Entries from a visual dataset:
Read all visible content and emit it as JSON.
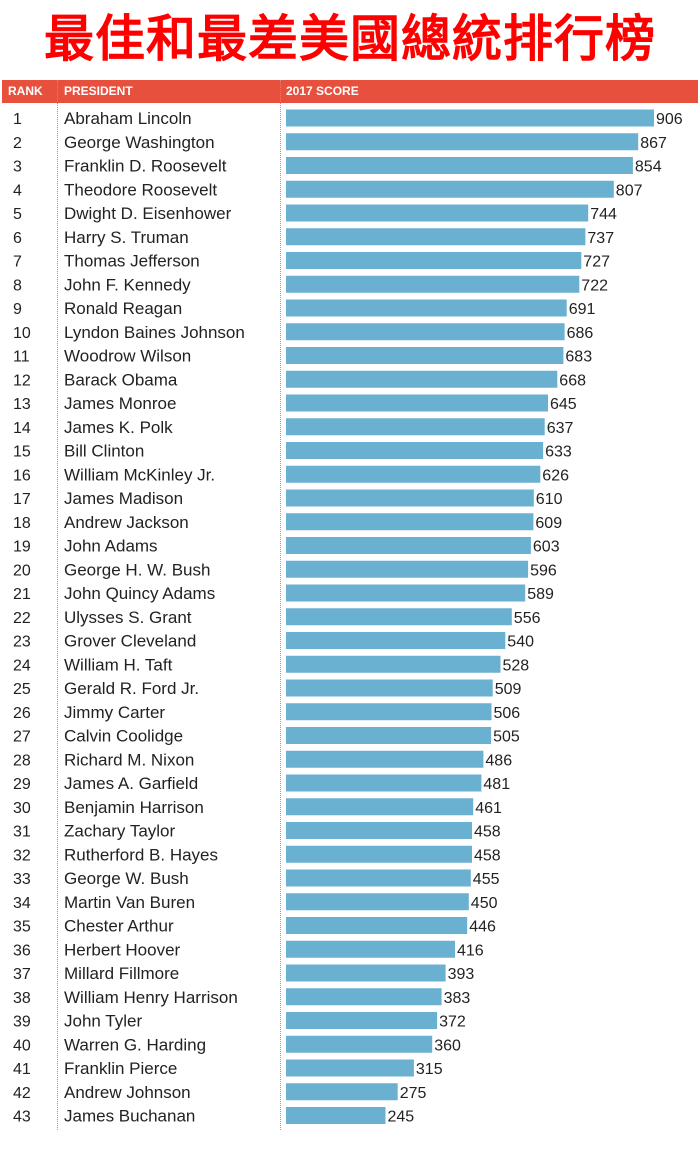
{
  "title": "最佳和最差美國總統排行榜",
  "colors": {
    "title": "#ff0000",
    "header": "#e8503e",
    "bar": "#6ab0d0"
  },
  "columns": {
    "rank": "RANK",
    "president": "PRESIDENT",
    "score": "2017 SCORE"
  },
  "chart_data": {
    "type": "bar",
    "orientation": "horizontal",
    "title": "最佳和最差美國總統排行榜",
    "xlabel": "2017 SCORE",
    "ylabel": "PRESIDENT",
    "xlim": [
      0,
      906
    ],
    "rows": [
      {
        "rank": "1",
        "name": "Abraham Lincoln",
        "value": 906
      },
      {
        "rank": "2",
        "name": "George Washington",
        "value": 867
      },
      {
        "rank": "3",
        "name": "Franklin D. Roosevelt",
        "value": 854
      },
      {
        "rank": "4",
        "name": "Theodore Roosevelt",
        "value": 807
      },
      {
        "rank": "5",
        "name": "Dwight D. Eisenhower",
        "value": 744
      },
      {
        "rank": "6",
        "name": "Harry S. Truman",
        "value": 737
      },
      {
        "rank": "7",
        "name": "Thomas Jefferson",
        "value": 727
      },
      {
        "rank": "8",
        "name": "John F. Kennedy",
        "value": 722
      },
      {
        "rank": "9",
        "name": "Ronald Reagan",
        "value": 691
      },
      {
        "rank": "10",
        "name": "Lyndon Baines Johnson",
        "value": 686
      },
      {
        "rank": "11",
        "name": "Woodrow Wilson",
        "value": 683
      },
      {
        "rank": "12",
        "name": "Barack Obama",
        "value": 668
      },
      {
        "rank": "13",
        "name": "James Monroe",
        "value": 645
      },
      {
        "rank": "14",
        "name": "James K. Polk",
        "value": 637
      },
      {
        "rank": "15",
        "name": "Bill Clinton",
        "value": 633
      },
      {
        "rank": "16",
        "name": "William McKinley Jr.",
        "value": 626
      },
      {
        "rank": "17",
        "name": "James Madison",
        "value": 610
      },
      {
        "rank": "18",
        "name": "Andrew Jackson",
        "value": 609
      },
      {
        "rank": "19",
        "name": "John Adams",
        "value": 603
      },
      {
        "rank": "20",
        "name": "George H. W. Bush",
        "value": 596
      },
      {
        "rank": "21",
        "name": "John Quincy Adams",
        "value": 589
      },
      {
        "rank": "22",
        "name": "Ulysses S. Grant",
        "value": 556
      },
      {
        "rank": "23",
        "name": "Grover Cleveland",
        "value": 540
      },
      {
        "rank": "24",
        "name": "William H. Taft",
        "value": 528
      },
      {
        "rank": "25",
        "name": "Gerald R. Ford Jr.",
        "value": 509
      },
      {
        "rank": "26",
        "name": "Jimmy Carter",
        "value": 506
      },
      {
        "rank": "27",
        "name": "Calvin Coolidge",
        "value": 505
      },
      {
        "rank": "28",
        "name": "Richard M. Nixon",
        "value": 486
      },
      {
        "rank": "29",
        "name": "James A. Garfield",
        "value": 481
      },
      {
        "rank": "30",
        "name": "Benjamin Harrison",
        "value": 461
      },
      {
        "rank": "31",
        "name": "Zachary Taylor",
        "value": 458
      },
      {
        "rank": "32",
        "name": "Rutherford B. Hayes",
        "value": 458
      },
      {
        "rank": "33",
        "name": "George W. Bush",
        "value": 455
      },
      {
        "rank": "34",
        "name": "Martin Van Buren",
        "value": 450
      },
      {
        "rank": "35",
        "name": "Chester Arthur",
        "value": 446
      },
      {
        "rank": "36",
        "name": "Herbert Hoover",
        "value": 416
      },
      {
        "rank": "37",
        "name": "Millard Fillmore",
        "value": 393
      },
      {
        "rank": "38",
        "name": "William Henry Harrison",
        "value": 383
      },
      {
        "rank": "39",
        "name": "John Tyler",
        "value": 372
      },
      {
        "rank": "40",
        "name": "Warren G. Harding",
        "value": 360
      },
      {
        "rank": "41",
        "name": "Franklin Pierce",
        "value": 315
      },
      {
        "rank": "42",
        "name": "Andrew Johnson",
        "value": 275
      },
      {
        "rank": "43",
        "name": "James Buchanan",
        "value": 245
      }
    ]
  }
}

What this task involves: How many of the listing's lines contain "George"? Respond with a single number and nothing else.

Written solution: 3